--- start ENTRIES ---

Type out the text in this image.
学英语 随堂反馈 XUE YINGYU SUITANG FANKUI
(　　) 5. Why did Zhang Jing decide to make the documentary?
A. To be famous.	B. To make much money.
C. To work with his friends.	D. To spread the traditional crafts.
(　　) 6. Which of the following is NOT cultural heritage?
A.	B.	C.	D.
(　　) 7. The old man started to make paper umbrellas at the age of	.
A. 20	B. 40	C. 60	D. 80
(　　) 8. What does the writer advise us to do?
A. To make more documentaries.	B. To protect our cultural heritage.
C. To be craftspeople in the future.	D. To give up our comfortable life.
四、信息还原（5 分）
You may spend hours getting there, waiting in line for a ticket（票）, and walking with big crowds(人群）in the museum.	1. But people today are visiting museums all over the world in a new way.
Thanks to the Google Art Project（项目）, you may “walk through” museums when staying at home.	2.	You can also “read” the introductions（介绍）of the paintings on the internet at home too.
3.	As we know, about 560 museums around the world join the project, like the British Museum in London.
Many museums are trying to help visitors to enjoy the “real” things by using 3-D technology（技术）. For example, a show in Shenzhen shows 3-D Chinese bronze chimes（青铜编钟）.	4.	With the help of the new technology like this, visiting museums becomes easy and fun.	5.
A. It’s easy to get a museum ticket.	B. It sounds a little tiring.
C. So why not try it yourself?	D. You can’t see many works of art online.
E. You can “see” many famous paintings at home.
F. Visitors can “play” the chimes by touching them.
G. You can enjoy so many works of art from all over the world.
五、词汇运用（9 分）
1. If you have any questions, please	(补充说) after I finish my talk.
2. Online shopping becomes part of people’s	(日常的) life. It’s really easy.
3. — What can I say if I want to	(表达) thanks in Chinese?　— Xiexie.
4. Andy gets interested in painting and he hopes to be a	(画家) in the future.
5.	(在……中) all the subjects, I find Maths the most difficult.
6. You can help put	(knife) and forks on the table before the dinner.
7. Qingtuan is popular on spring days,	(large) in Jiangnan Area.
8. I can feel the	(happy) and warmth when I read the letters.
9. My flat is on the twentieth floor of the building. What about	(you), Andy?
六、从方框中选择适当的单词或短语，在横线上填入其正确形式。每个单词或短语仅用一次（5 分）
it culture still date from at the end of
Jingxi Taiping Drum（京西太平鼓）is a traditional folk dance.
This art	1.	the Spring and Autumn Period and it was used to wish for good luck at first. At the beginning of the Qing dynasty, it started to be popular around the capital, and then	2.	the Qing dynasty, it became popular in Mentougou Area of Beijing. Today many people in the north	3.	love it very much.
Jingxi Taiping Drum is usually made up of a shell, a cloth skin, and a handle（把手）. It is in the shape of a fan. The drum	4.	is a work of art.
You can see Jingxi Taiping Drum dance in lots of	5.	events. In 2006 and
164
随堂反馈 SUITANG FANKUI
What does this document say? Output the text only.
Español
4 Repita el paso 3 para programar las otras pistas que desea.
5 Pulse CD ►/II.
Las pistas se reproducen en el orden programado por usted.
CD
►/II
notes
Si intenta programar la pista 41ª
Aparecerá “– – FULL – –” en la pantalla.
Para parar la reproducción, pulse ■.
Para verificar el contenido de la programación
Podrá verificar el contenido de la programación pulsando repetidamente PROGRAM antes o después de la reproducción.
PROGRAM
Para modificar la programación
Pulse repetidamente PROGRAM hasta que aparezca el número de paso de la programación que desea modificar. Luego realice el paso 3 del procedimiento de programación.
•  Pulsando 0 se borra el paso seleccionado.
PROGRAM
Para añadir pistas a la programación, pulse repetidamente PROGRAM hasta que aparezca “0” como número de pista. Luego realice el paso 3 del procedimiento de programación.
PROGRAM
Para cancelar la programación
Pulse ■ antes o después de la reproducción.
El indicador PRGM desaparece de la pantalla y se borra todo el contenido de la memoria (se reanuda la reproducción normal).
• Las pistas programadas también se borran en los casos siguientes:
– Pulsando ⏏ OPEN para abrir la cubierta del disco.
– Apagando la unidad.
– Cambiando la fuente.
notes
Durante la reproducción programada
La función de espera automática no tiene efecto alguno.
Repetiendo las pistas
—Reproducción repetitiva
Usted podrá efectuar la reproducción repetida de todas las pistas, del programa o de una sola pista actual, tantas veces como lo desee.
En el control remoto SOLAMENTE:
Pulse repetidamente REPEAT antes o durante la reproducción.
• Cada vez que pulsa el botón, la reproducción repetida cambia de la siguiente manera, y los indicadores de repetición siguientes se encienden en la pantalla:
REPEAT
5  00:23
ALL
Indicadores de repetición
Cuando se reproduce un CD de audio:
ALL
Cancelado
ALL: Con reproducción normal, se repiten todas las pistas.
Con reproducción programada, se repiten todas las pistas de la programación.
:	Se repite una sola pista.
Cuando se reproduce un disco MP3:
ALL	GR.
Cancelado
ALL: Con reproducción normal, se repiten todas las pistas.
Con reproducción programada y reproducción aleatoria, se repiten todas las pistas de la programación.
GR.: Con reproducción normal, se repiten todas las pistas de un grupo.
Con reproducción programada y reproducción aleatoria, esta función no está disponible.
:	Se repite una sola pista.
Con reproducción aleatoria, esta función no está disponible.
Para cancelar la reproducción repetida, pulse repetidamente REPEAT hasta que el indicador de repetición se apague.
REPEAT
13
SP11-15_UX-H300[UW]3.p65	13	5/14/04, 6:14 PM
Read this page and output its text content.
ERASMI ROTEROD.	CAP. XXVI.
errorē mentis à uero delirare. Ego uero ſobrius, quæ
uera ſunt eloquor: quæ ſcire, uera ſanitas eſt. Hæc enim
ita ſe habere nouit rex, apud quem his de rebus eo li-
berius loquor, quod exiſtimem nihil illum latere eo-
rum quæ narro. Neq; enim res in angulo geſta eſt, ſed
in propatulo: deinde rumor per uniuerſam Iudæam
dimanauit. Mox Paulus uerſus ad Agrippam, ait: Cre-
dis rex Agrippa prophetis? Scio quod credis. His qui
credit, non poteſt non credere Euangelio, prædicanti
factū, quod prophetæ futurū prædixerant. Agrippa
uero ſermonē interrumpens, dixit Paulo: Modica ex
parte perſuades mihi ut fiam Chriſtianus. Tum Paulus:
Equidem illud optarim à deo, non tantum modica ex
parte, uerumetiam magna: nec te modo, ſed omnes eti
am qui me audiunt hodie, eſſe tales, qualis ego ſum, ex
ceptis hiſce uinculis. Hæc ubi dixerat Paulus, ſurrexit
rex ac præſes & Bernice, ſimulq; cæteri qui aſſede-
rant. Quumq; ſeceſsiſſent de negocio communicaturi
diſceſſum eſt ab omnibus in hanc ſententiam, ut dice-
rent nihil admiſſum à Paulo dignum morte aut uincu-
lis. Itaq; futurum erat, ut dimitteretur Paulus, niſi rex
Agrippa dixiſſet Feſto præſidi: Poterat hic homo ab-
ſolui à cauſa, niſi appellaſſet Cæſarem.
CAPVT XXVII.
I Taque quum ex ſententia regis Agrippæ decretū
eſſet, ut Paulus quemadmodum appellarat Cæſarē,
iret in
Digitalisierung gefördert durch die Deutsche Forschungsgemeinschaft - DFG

--- end ENTRIES ---

All of the material must be reproduced exactly.

• _THE REPLY_:
Type out the text in this image.
学英语 随堂反馈 XUE YINGYU SUITANG FANKUI
(　　) 5. Why did Zhang Jing decide to make the documentary?
A. To be famous.	B. To make much money.
C. To work with his friends.	D. To spread the traditional crafts.
(　　) 6. Which of the following is NOT cultural heritage?
A.	B.	C.	D.
(　　) 7. The old man started to make paper umbrellas at the age of	.
A. 20	B. 40	C. 60	D. 80
(　　) 8. What does the writer advise us to do?
A. To make more documentaries.	B. To protect our cultural heritage.
C. To be craftspeople in the future.	D. To give up our comfortable life.
四、信息还原（5 分）
You may spend hours getting there, waiting in line for a ticket（票）, and walking with big crowds(人群）in the museum.	1. But people today are visiting museums all over the world in a new way.
Thanks to the Google Art Project（项目）, you may “walk through” museums when staying at home.	2.	You can also “read” the introductions（介绍）of the paintings on the internet at home too.
3.	As we know, about 560 museums around the world join the project, like the British Museum in London.
Many museums are trying to help visitors to enjoy the “real” things by using 3-D technology（技术）. For example, a show in Shenzhen shows 3-D Chinese bronze chimes（青铜编钟）.	4.	With the help of the new technology like this, visiting museums becomes easy and fun.	5.
A. It’s easy to get a museum ticket.	B. It sounds a little tiring.
C. So why not try it yourself?	D. You can’t see many works of art online.
E. You can “see” many famous paintings at home.
F. Visitors can “play” the chimes by touching them.
G. You can enjoy so many works of art from all over the world.
五、词汇运用（9 分）
1. If you have any questions, please	(补充说) after I finish my talk.
2. Online shopping becomes part of people’s	(日常的) life. It’s really easy.
3. — What can I say if I want to	(表达) thanks in Chinese?　— Xiexie.
4. Andy gets interested in painting and he hopes to be a	(画家) in the future.
5.	(在……中) all the subjects, I find Maths the most difficult.
6. You can help put	(knife) and forks on the table before the dinner.
7. Qingtuan is popular on spring days,	(large) in Jiangnan Area.
8. I can feel the	(happy) and warmth when I read the letters.
9. My flat is on the twentieth floor of the building. What about	(you), Andy?
六、从方框中选择适当的单词或短语，在横线上填入其正确形式。每个单词或短语仅用一次（5 分）
it culture still date from at the end of
Jingxi Taiping Drum（京西太平鼓）is a traditional folk dance.
This art	1.	the Spring and Autumn Period and it was used to wish for good luck at first. At the beginning of the Qing dynasty, it started to be popular around the capital, and then	2.	the Qing dynasty, it became popular in Mentougou Area of Beijing. Today many people in the north	3.	love it very much.
Jingxi Taiping Drum is usually made up of a shell, a cloth skin, and a handle（把手）. It is in the shape of a fan. The drum	4.	is a work of art.
You can see Jingxi Taiping Drum dance in lots of	5.	events. In 2006 and
164
随堂反馈 SUITANG FANKUI
What does this document say? Output the text only.
Español
4 Repita el paso 3 para programar las otras pistas que desea.
5 Pulse CD ►/II.
Las pistas se reproducen en el orden programado por usted.
CD
►/II
notes
Si intenta programar la pista 41ª
Aparecerá “– – FULL – –” en la pantalla.
Para parar la reproducción, pulse ■.
Para verificar el contenido de la programación
Podrá verificar el contenido de la programación pulsando repetidamente PROGRAM antes o después de la reproducción.
PROGRAM
Para modificar la programación
Pulse repetidamente PROGRAM hasta que aparezca el número de paso de la programación que desea modificar. Luego realice el paso 3 del procedimiento de programación.
•  Pulsando 0 se borra el paso seleccionado.
PROGRAM
Para añadir pistas a la programación, pulse repetidamente PROGRAM hasta que aparezca “0” como número de pista. Luego realice el paso 3 del procedimiento de programación.
PROGRAM
Para cancelar la programación
Pulse ■ antes o después de la reproducción.
El indicador PRGM desaparece de la pantalla y se borra todo el contenido de la memoria (se reanuda la reproducción normal).
• Las pistas programadas también se borran en los casos siguientes:
– Pulsando ⏏ OPEN para abrir la cubierta del disco.
– Apagando la unidad.
– Cambiando la fuente.
notes
Durante la reproducción programada
La función de espera automática no tiene efecto alguno.
Repetiendo las pistas
—Reproducción repetitiva
Usted podrá efectuar la reproducción repetida de todas las pistas, del programa o de una sola pista actual, tantas veces como lo desee.
En el control remoto SOLAMENTE:
Pulse repetidamente REPEAT antes o durante la reproducción.
• Cada vez que pulsa el botón, la reproducción repetida cambia de la siguiente manera, y los indicadores de repetición siguientes se encienden en la pantalla:
REPEAT
5  00:23
ALL
Indicadores de repetición
Cuando se reproduce un CD de audio:
ALL
Cancelado
ALL: Con reproducción normal, se repiten todas las pistas.
Con reproducción programada, se repiten todas las pistas de la programación.
:	Se repite una sola pista.
Cuando se reproduce un disco MP3:
ALL	GR.
Cancelado
ALL: Con reproducción normal, se repiten todas las pistas.
Con reproducción programada y reproducción aleatoria, se repiten todas las pistas de la programación.
GR.: Con reproducción normal, se repiten todas las pistas de un grupo.
Con reproducción programada y reproducción aleatoria, esta función no está disponible.
:	Se repite una sola pista.
Con reproducción aleatoria, esta función no está disponible.
Para cancelar la reproducción repetida, pulse repetidamente REPEAT hasta que el indicador de repetición se apague.
REPEAT
13
SP11-15_UX-H300[UW]3.p65	13	5/14/04, 6:14 PM
Read this page and output its text content.
ERASMI ROTEROD.	CAP. XXVI.
errorē mentis à uero delirare. Ego uero ſobrius, quæ
uera ſunt eloquor: quæ ſcire, uera ſanitas eſt. Hæc enim
ita ſe habere nouit rex, apud quem his de rebus eo li-
berius loquor, quod exiſtimem nihil illum latere eo-
rum quæ narro. Neq; enim res in angulo geſta eſt, ſed
in propatulo: deinde rumor per uniuerſam Iudæam
dimanauit. Mox Paulus uerſus ad Agrippam, ait: Cre-
dis rex Agrippa prophetis? Scio quod credis. His qui
credit, non poteſt non credere Euangelio, prædicanti
factū, quod prophetæ futurū prædixerant. Agrippa
uero ſermonē interrumpens, dixit Paulo: Modica ex
parte perſuades mihi ut fiam Chriſtianus. Tum Paulus:
Equidem illud optarim à deo, non tantum modica ex
parte, uerumetiam magna: nec te modo, ſed omnes eti
am qui me audiunt hodie, eſſe tales, qualis ego ſum, ex
ceptis hiſce uinculis. Hæc ubi dixerat Paulus, ſurrexit
rex ac præſes & Bernice, ſimulq; cæteri qui aſſede-
rant. Quumq; ſeceſsiſſent de negocio communicaturi
diſceſſum eſt ab omnibus in hanc ſententiam, ut dice-
rent nihil admiſſum à Paulo dignum morte aut uincu-
lis. Itaq; futurum erat, ut dimitteretur Paulus, niſi rex
Agrippa dixiſſet Feſto præſidi: Poterat hic homo ab-
ſolui à cauſa, niſi appellaſſet Cæſarem.
CAPVT XXVII.
I Taque quum ex ſententia regis Agrippæ decretū
eſſet, ut Paulus quemadmodum appellarat Cæſarē,
iret in
Digitalisierung gefördert durch die Deutsche Forschungsgemeinschaft - DFG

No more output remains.